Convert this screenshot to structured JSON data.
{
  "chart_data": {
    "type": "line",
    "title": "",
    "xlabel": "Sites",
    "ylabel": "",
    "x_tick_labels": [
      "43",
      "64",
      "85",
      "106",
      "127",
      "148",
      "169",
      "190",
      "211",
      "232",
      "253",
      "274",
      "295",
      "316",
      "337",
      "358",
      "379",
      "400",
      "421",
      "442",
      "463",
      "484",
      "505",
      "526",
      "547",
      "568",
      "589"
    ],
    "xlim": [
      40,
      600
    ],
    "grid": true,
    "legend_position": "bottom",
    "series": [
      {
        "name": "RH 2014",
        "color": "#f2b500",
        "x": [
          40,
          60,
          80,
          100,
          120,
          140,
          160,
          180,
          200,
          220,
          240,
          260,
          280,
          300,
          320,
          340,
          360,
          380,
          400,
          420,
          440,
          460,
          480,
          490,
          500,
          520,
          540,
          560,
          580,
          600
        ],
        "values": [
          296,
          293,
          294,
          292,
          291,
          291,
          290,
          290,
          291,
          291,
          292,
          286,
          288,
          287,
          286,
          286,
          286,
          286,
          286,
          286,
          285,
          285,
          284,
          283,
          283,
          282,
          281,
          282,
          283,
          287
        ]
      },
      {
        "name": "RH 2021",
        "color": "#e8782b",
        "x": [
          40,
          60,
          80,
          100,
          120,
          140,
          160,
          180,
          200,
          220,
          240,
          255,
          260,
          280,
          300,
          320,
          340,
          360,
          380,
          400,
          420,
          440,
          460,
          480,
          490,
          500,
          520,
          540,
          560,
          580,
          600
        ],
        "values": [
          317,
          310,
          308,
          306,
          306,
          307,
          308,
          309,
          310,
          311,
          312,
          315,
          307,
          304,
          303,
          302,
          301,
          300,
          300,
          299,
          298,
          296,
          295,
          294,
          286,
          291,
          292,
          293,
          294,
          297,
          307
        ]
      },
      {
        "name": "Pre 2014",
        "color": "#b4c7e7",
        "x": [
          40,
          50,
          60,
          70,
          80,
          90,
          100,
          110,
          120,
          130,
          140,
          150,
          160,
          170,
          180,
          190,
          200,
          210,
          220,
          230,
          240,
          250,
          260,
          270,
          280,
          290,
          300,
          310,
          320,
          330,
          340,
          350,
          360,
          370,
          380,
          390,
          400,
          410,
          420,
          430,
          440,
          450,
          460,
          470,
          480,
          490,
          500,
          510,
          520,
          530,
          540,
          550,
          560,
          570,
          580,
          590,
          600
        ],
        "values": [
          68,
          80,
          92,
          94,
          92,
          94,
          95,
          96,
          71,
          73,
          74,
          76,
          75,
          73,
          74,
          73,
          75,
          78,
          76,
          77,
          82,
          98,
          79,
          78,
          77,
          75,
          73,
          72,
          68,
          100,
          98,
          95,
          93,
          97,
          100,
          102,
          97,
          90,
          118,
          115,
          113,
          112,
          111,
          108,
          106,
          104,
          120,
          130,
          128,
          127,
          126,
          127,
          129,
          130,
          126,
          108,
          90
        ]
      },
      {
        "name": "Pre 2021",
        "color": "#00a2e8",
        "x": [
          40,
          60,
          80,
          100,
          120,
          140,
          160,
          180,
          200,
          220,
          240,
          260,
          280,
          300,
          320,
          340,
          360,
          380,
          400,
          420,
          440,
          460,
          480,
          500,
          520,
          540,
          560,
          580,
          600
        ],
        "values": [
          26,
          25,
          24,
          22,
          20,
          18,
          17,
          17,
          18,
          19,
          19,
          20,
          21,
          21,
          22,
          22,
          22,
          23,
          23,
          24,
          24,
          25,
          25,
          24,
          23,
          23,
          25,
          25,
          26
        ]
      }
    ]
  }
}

**WHAT IS EXPECTED**:
Pick out and copy the lines of the entries that hold the string "color".

**ANSWER**:
        "color": "#f2b500",
        "color": "#e8782b",
        "color": "#b4c7e7",
        "color": "#00a2e8",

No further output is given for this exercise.